--- RECORDS FOR THE EXERCISE ---

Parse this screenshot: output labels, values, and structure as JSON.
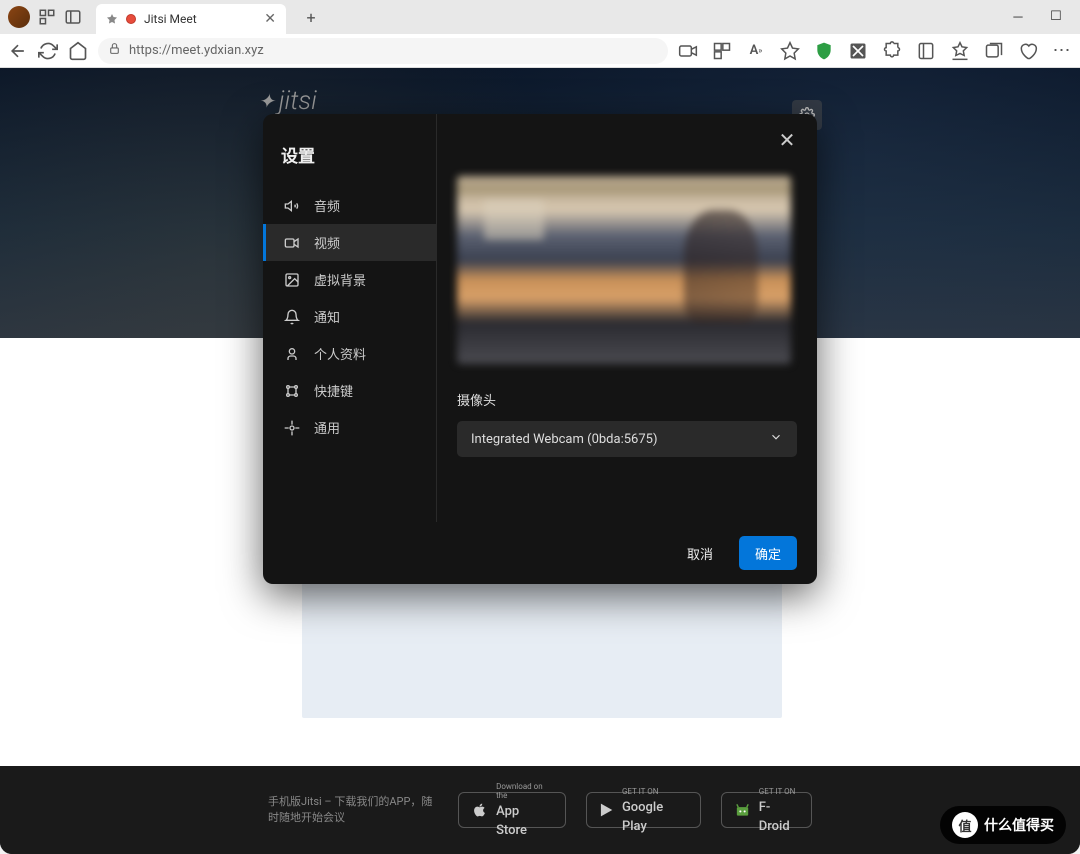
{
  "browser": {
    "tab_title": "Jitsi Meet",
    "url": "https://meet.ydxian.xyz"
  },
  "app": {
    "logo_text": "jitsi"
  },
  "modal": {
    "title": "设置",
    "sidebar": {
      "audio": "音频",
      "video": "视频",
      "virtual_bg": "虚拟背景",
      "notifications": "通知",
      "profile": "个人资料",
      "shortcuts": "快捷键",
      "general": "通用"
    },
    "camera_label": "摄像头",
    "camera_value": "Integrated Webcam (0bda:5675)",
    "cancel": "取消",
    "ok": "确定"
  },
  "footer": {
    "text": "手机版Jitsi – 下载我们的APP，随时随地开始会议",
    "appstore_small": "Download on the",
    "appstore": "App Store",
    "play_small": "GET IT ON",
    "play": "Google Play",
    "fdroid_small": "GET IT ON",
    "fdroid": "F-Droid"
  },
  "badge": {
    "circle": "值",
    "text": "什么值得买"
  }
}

---
--- RECORDS FOR THE EXERCISE ---

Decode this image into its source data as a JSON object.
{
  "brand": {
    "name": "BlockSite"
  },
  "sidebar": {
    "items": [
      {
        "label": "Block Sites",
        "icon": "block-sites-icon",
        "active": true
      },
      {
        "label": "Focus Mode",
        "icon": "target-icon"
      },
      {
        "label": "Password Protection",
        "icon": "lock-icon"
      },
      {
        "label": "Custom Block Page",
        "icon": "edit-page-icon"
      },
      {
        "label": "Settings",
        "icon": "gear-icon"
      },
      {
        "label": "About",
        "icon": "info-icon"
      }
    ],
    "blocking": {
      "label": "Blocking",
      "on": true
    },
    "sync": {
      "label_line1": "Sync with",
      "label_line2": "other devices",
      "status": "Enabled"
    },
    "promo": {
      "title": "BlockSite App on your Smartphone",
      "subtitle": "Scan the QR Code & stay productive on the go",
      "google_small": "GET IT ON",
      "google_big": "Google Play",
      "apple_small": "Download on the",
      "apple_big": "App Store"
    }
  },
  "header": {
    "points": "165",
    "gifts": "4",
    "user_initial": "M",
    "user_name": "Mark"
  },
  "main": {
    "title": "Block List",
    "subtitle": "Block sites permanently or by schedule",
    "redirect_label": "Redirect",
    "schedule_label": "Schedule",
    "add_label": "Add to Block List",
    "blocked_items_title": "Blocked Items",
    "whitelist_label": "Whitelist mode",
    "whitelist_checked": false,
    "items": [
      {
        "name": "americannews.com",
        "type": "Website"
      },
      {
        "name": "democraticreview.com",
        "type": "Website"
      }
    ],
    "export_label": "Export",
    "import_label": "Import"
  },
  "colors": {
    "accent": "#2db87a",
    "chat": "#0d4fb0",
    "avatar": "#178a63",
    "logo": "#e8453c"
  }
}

---

- [EXERCISE AIM] From the listing above, collect each line in which the string "JSON" appears.

- [WRITTEN RESPONSE]
Parse this screenshot: output labels, values, and structure as JSON.
Decode this image into its source data as a JSON object.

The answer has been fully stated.